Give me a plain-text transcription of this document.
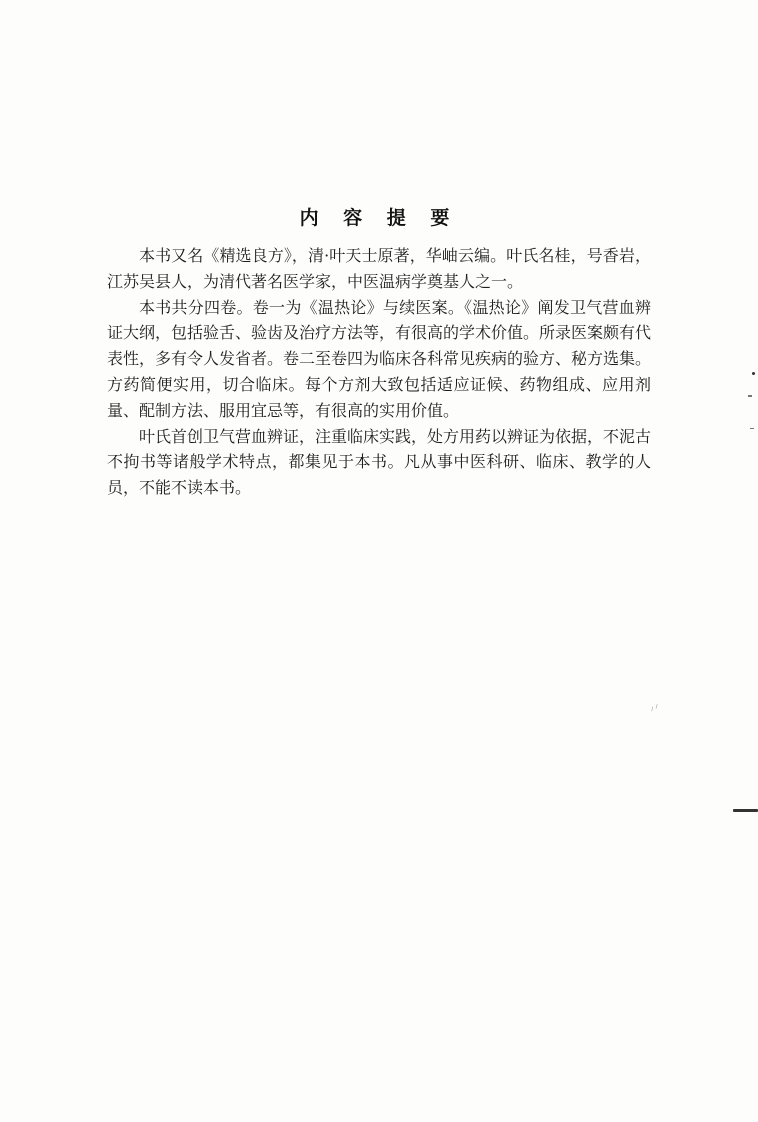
内 容 提 要

本书又名《精选良方》，清·叶天士原著，华岫云编。叶氏名桂，号香岩，江苏吴县人，为清代著名医学家，中医温病学奠基人之一。

本书共分四卷。卷一为《温热论》与续医案。《温热论》阐发卫气营血辨证大纲，包括验舌、验齿及治疗方法等，有很高的学术价值。所录医案颇有代表性，多有令人发省者。卷二至卷四为临床各科常见疾病的验方、秘方选集。方药简便实用，切合临床。每个方剂大致包括适应证候、药物组成、应用剂量、配制方法、服用宜忌等，有很高的实用价值。

叶氏首创卫气营血辨证，注重临床实践，处方用药以辨证为依据，不泥古不拘书等诸般学术特点，都集见于本书。凡从事中医科研、临床、教学的人员，不能不读本书。

⸝⸝
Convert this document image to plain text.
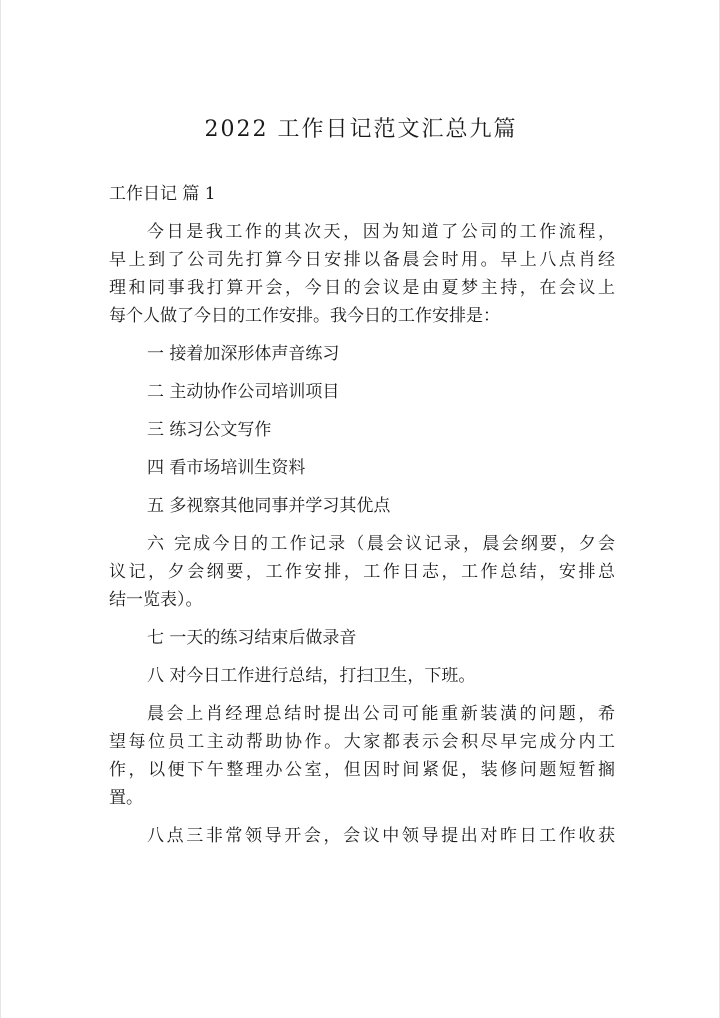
2022 工作日记范文汇总九篇
工作日记 篇 1
今日是我工作的其次天，因为知道了公司的工作流程，
早上到了公司先打算今日安排以备晨会时用。早上八点肖经
理和同事我打算开会，今日的会议是由夏梦主持，在会议上
每个人做了今日的工作安排。我今日的工作安排是：
一 接着加深形体声音练习
二 主动协作公司培训项目
三 练习公文写作
四 看市场培训生资料
五 多视察其他同事并学习其优点
六 完成今日的工作记录（晨会议记录，晨会纲要，夕会
议记，夕会纲要，工作安排，工作日志，工作总结，安排总
结一览表）。
七 一天的练习结束后做录音
八 对今日工作进行总结，打扫卫生，下班。
晨会上肖经理总结时提出公司可能重新装潢的问题，希
望每位员工主动帮助协作。大家都表示会积尽早完成分内工
作，以便下午整理办公室，但因时间紧促，装修问题短暂搁
置。
八点三非常领导开会，会议中领导提出对昨日工作收获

- - - - - - -

* **EXERCISE DIRECTIONS**
In the listing, find each line with the string "text" and copy it.

* **FINAL ANSWER**
Give me a plain-text transcription of this document.
Convert this document image to plain text.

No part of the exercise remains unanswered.